Task instructions: Present the following entries again, word for word and in full.

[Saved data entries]
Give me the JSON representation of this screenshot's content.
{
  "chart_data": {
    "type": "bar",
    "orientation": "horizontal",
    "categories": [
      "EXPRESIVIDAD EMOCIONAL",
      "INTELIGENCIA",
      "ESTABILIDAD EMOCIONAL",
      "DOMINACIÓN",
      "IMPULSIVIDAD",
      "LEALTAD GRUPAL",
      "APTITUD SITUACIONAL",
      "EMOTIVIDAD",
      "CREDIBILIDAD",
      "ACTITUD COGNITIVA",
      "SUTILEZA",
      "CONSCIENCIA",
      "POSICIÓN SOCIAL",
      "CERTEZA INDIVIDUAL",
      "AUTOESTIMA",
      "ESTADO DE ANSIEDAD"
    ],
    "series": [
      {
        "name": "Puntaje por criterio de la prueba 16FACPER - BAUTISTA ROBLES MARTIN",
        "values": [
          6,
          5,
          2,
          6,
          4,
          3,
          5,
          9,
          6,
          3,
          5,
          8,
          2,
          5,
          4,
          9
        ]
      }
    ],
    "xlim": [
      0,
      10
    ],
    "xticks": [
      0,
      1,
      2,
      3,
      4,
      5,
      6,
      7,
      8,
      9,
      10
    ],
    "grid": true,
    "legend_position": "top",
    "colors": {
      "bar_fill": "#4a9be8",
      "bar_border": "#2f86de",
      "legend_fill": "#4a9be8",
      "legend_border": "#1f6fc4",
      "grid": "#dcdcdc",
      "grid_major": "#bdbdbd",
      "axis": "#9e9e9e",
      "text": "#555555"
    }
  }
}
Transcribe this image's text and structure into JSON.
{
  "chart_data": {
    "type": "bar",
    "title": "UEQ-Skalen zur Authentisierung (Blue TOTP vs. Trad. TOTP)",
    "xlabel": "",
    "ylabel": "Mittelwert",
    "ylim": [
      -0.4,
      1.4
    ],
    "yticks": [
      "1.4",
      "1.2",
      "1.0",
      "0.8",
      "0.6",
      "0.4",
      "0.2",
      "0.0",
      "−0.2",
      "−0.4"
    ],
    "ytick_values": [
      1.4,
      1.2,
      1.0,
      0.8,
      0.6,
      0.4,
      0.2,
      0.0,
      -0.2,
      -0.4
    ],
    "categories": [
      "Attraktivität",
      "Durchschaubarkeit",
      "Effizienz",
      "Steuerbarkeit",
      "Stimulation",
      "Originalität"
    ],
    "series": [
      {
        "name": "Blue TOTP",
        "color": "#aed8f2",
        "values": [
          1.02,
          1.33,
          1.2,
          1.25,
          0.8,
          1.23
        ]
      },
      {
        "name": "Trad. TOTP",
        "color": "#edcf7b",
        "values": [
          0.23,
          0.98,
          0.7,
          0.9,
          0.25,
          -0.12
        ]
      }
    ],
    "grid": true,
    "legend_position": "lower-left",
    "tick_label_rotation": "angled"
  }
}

Completed task:
Give me the JSON representation of this screenshot's content.
{
  "chart_data": {
    "type": "bar",
    "orientation": "horizontal",
    "categories": [
      "EXPRESIVIDAD EMOCIONAL",
      "INTELIGENCIA",
      "ESTABILIDAD EMOCIONAL",
      "DOMINACIÓN",
      "IMPULSIVIDAD",
      "LEALTAD GRUPAL",
      "APTITUD SITUACIONAL",
      "EMOTIVIDAD",
      "CREDIBILIDAD",
      "ACTITUD COGNITIVA",
      "SUTILEZA",
      "CONSCIENCIA",
      "POSICIÓN SOCIAL",
      "CERTEZA INDIVIDUAL",
      "AUTOESTIMA",
      "ESTADO DE ANSIEDAD"
    ],
    "series": [
      {
        "name": "Puntaje por criterio de la prueba 16FACPER - BAUTISTA ROBLES MARTIN",
        "values": [
          6,
          5,
          2,
          6,
          4,
          3,
          5,
          9,
          6,
          3,
          5,
          8,
          2,
          5,
          4,
          9
        ]
      }
    ],
    "xlim": [
      0,
      10
    ],
    "xticks": [
      0,
      1,
      2,
      3,
      4,
      5,
      6,
      7,
      8,
      9,
      10
    ],
    "grid": true,
    "legend_position": "top",
    "colors": {
      "bar_fill": "#4a9be8",
      "bar_border": "#2f86de",
      "legend_fill": "#4a9be8",
      "legend_border": "#1f6fc4",
      "grid": "#dcdcdc",
      "grid_major": "#bdbdbd",
      "axis": "#9e9e9e",
      "text": "#555555"
    }
  }
}
Transcribe this image's text and structure into JSON.
{
  "chart_data": {
    "type": "bar",
    "title": "UEQ-Skalen zur Authentisierung (Blue TOTP vs. Trad. TOTP)",
    "xlabel": "",
    "ylabel": "Mittelwert",
    "ylim": [
      -0.4,
      1.4
    ],
    "yticks": [
      "1.4",
      "1.2",
      "1.0",
      "0.8",
      "0.6",
      "0.4",
      "0.2",
      "0.0",
      "−0.2",
      "−0.4"
    ],
    "ytick_values": [
      1.4,
      1.2,
      1.0,
      0.8,
      0.6,
      0.4,
      0.2,
      0.0,
      -0.2,
      -0.4
    ],
    "categories": [
      "Attraktivität",
      "Durchschaubarkeit",
      "Effizienz",
      "Steuerbarkeit",
      "Stimulation",
      "Originalität"
    ],
    "series": [
      {
        "name": "Blue TOTP",
        "color": "#aed8f2",
        "values": [
          1.02,
          1.33,
          1.2,
          1.25,
          0.8,
          1.23
        ]
      },
      {
        "name": "Trad. TOTP",
        "color": "#edcf7b",
        "values": [
          0.23,
          0.98,
          0.7,
          0.9,
          0.25,
          -0.12
        ]
      }
    ],
    "grid": true,
    "legend_position": "lower-left",
    "tick_label_rotation": "angled"
  }
}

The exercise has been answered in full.